Work instructions → Without the pictures, give the entries below again exactly as written.

Data provided →
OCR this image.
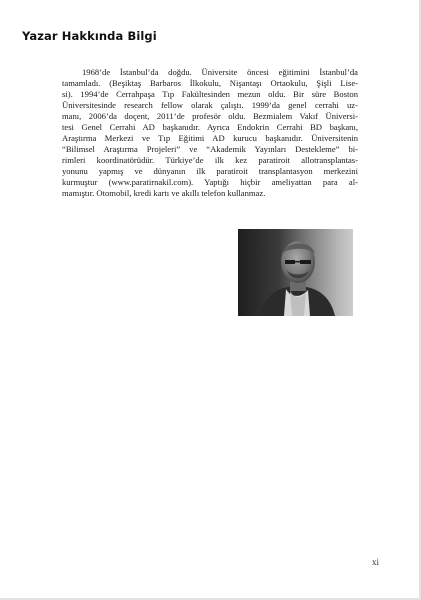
Yazar Hakkında Bilgi
1968’de İstanbul’da doğdu. Üniversite öncesi eğitimini İstanbul’da
tamamladı. (Beşiktaş Barbaros İlkokulu, Nişantaşı Ortaokulu, Şişli Lise-
si). 1994’de Cerrahpaşa Tıp Fakültesinden mezun oldu. Bir süre Boston
Üniversitesinde research fellow olarak çalıştı. 1999’da genel cerrahi uz-
manı, 2006’da doçent, 2011’de profesör oldu. Bezmialem Vakıf Üniversi-
tesi Genel Cerrahi AD başkanıdır. Ayrıca Endokrin Cerrahi BD başkanı,
Araştırma Merkezi ve Tıp Eğitimi AD kurucu başkanıdır. Üniversitenin
“Bilimsel Araştırma Projeleri” ve “Akademik Yayınları Destekleme” bi-
rimleri koordinatörüdür. Türkiye’de ilk kez paratiroit allotransplantas-
yonunu yapmış ve dünyanın ilk paratiroit transplantasyon merkezini
kurmuştur (www.paratirnakil.com). Yaptığı hiçbir ameliyattan para al-
mamıştır. Otomobil, kredi kartı ve akıllı telefon kullanmaz.
xi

Response below →
OCR this image.
Yazar Hakkında Bilgi
1968’de İstanbul’da doğdu. Üniversite öncesi eğitimini İstanbul’da
tamamladı. (Beşiktaş Barbaros İlkokulu, Nişantaşı Ortaokulu, Şişli Lise-
si). 1994’de Cerrahpaşa Tıp Fakültesinden mezun oldu. Bir süre Boston
Üniversitesinde research fellow olarak çalıştı. 1999’da genel cerrahi uz-
manı, 2006’da doçent, 2011’de profesör oldu. Bezmialem Vakıf Üniversi-
tesi Genel Cerrahi AD başkanıdır. Ayrıca Endokrin Cerrahi BD başkanı,
Araştırma Merkezi ve Tıp Eğitimi AD kurucu başkanıdır. Üniversitenin
“Bilimsel Araştırma Projeleri” ve “Akademik Yayınları Destekleme” bi-
rimleri koordinatörüdür. Türkiye’de ilk kez paratiroit allotransplantas-
yonunu yapmış ve dünyanın ilk paratiroit transplantasyon merkezini
kurmuştur (www.paratirnakil.com). Yaptığı hiçbir ameliyattan para al-
mamıştır. Otomobil, kredi kartı ve akıllı telefon kullanmaz.
xi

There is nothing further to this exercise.